> JOB: Below are records; count the lines in them that hold "text" and give only the count.

> Records about charts and figures:
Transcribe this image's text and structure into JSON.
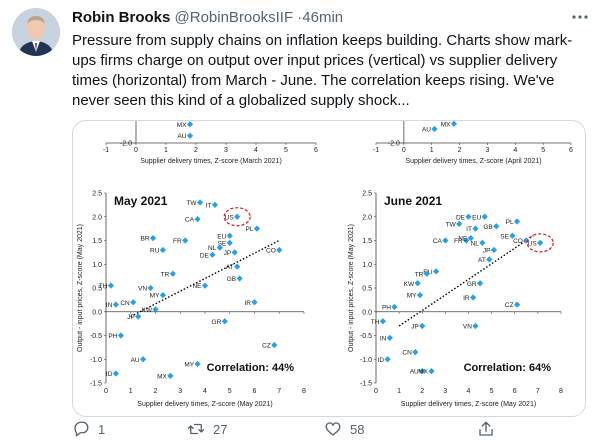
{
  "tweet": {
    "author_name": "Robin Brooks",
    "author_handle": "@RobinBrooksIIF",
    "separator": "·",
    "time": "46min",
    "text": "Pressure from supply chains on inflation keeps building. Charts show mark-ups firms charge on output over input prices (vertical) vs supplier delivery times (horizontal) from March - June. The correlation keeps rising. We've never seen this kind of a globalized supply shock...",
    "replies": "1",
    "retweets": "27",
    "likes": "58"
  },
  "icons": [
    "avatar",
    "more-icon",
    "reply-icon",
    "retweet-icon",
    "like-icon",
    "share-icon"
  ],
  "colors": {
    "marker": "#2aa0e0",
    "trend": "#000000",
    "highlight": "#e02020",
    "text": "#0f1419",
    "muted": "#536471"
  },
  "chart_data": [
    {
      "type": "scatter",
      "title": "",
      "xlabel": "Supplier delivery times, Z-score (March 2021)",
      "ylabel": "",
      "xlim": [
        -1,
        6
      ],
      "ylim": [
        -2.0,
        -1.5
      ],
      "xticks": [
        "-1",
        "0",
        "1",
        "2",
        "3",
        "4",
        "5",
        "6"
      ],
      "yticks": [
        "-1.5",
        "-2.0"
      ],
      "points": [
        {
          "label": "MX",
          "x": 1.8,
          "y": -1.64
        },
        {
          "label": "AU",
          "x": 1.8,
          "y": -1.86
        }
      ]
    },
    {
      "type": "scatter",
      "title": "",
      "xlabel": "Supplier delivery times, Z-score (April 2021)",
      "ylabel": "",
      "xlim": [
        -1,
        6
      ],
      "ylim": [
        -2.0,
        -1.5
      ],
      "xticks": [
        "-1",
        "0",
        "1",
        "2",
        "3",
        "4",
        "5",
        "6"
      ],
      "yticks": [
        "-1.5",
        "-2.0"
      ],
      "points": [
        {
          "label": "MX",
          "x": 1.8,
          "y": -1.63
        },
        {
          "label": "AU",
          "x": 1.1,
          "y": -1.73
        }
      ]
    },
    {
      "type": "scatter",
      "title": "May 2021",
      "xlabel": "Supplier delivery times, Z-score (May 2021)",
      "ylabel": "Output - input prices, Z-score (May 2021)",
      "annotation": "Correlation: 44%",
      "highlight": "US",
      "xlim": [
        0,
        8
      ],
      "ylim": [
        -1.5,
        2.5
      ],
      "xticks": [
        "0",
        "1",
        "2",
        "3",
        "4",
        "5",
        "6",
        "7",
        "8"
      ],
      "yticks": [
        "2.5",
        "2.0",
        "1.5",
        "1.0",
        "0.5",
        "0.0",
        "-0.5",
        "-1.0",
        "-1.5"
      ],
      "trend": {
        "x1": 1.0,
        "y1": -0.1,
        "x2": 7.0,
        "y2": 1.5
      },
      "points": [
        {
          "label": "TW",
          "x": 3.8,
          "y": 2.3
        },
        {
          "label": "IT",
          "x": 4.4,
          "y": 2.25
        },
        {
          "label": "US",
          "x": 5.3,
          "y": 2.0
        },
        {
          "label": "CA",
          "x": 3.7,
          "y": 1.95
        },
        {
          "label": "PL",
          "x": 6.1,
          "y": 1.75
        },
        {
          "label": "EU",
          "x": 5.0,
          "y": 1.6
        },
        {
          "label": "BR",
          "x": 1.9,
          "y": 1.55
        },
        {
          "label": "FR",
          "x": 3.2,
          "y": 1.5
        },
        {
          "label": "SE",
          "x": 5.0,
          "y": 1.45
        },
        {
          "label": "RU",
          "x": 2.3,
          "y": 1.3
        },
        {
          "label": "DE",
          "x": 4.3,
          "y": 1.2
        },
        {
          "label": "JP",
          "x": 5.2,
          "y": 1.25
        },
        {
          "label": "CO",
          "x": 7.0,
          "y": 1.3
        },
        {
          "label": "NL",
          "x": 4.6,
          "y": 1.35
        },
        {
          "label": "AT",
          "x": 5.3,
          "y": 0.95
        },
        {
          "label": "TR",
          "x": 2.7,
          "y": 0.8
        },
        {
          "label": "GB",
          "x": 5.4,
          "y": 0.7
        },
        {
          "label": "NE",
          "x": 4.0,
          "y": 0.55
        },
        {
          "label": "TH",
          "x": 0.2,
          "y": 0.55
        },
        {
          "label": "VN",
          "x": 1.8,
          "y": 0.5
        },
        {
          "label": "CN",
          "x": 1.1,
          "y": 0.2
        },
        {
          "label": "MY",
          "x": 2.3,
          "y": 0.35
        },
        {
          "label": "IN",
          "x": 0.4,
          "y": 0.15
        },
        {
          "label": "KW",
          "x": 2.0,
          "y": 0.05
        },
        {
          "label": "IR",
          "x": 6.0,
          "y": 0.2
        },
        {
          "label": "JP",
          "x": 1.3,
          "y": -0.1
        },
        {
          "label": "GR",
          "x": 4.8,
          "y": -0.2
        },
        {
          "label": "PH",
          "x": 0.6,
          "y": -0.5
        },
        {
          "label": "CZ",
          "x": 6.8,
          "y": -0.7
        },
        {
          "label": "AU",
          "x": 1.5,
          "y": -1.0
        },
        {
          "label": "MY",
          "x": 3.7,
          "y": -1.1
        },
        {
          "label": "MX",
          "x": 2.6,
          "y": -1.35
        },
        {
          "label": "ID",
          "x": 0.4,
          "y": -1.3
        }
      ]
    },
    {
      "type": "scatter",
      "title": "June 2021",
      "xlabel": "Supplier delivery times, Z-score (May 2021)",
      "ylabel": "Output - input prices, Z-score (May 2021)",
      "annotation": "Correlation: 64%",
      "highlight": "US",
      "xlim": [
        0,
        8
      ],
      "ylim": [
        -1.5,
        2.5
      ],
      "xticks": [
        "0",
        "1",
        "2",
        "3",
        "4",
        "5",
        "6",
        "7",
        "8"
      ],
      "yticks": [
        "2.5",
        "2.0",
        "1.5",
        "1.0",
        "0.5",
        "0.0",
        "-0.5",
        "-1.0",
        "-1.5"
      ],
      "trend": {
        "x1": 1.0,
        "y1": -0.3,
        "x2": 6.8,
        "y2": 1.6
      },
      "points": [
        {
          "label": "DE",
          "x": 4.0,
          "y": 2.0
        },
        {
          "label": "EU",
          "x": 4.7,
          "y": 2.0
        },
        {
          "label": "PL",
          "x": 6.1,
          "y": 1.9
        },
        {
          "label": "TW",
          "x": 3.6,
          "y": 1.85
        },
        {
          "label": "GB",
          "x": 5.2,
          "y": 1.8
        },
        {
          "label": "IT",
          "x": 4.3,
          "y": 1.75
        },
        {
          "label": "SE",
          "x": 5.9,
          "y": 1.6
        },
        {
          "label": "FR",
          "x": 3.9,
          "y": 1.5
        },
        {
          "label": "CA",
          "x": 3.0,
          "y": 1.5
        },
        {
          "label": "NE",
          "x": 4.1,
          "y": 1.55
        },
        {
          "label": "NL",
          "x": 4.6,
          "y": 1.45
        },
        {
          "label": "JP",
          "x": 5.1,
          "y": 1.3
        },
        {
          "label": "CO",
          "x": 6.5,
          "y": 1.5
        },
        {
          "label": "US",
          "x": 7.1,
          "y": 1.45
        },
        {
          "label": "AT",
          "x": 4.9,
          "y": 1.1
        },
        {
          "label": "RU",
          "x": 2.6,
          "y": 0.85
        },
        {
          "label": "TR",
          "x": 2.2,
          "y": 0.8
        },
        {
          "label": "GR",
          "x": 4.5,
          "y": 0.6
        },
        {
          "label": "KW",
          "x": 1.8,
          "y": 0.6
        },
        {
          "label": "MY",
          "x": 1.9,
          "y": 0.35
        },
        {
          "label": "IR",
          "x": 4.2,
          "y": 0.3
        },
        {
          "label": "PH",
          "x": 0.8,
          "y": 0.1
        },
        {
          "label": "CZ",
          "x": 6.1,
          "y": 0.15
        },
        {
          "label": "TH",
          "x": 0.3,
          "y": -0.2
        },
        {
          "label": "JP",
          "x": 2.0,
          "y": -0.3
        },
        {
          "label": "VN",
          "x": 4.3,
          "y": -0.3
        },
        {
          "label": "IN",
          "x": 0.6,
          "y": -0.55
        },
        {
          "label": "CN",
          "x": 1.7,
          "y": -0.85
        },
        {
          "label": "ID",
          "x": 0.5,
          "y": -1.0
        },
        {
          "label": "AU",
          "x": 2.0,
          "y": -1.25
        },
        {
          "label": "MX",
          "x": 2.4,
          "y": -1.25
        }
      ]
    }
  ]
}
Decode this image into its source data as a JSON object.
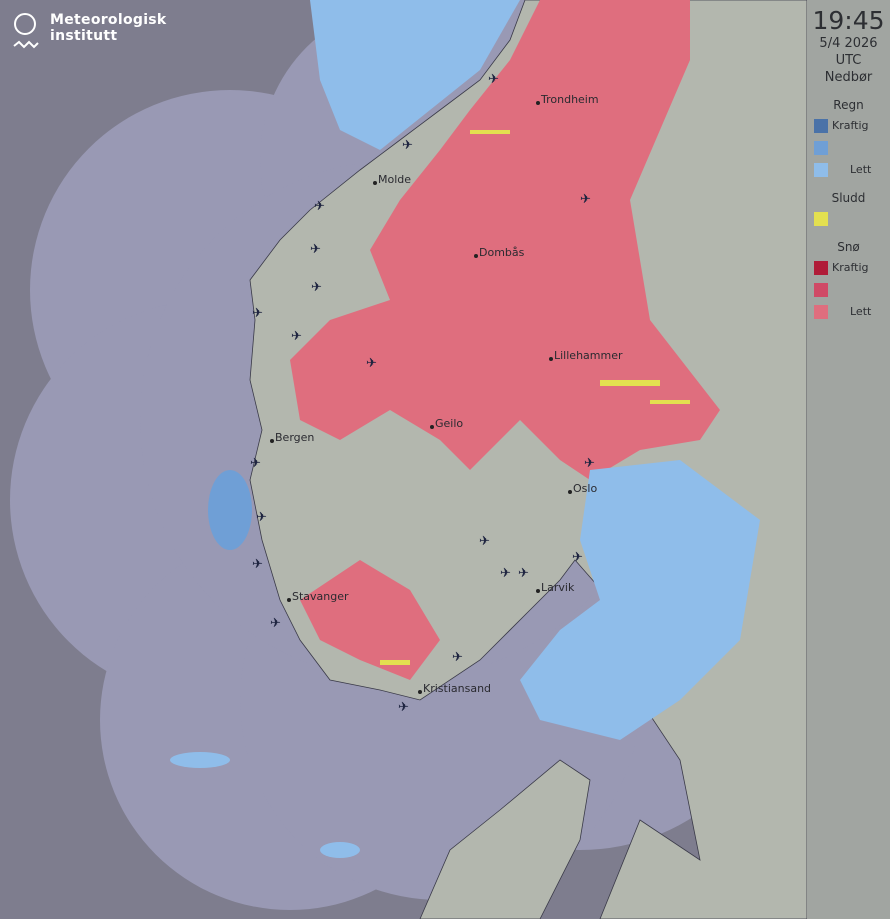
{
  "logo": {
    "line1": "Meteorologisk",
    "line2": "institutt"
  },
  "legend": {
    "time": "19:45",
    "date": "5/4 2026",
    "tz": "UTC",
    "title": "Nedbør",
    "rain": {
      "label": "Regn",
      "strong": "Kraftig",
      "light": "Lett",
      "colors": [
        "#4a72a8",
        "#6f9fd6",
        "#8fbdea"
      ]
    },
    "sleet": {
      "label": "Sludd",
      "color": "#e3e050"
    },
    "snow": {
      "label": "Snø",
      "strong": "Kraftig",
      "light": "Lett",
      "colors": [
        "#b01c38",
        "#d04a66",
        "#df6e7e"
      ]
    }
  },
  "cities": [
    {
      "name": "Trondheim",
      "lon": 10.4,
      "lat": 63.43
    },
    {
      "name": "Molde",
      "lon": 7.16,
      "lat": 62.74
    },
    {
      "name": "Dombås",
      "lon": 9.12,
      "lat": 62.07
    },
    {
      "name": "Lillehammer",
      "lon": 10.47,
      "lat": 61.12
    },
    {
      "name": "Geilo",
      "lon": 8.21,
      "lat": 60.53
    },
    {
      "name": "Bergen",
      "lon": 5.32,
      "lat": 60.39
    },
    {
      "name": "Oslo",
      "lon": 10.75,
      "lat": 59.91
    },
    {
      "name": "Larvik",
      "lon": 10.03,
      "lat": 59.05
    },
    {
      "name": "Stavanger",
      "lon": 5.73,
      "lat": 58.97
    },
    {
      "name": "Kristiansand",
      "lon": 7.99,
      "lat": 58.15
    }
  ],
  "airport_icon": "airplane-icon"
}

> IN RESPONSE: 3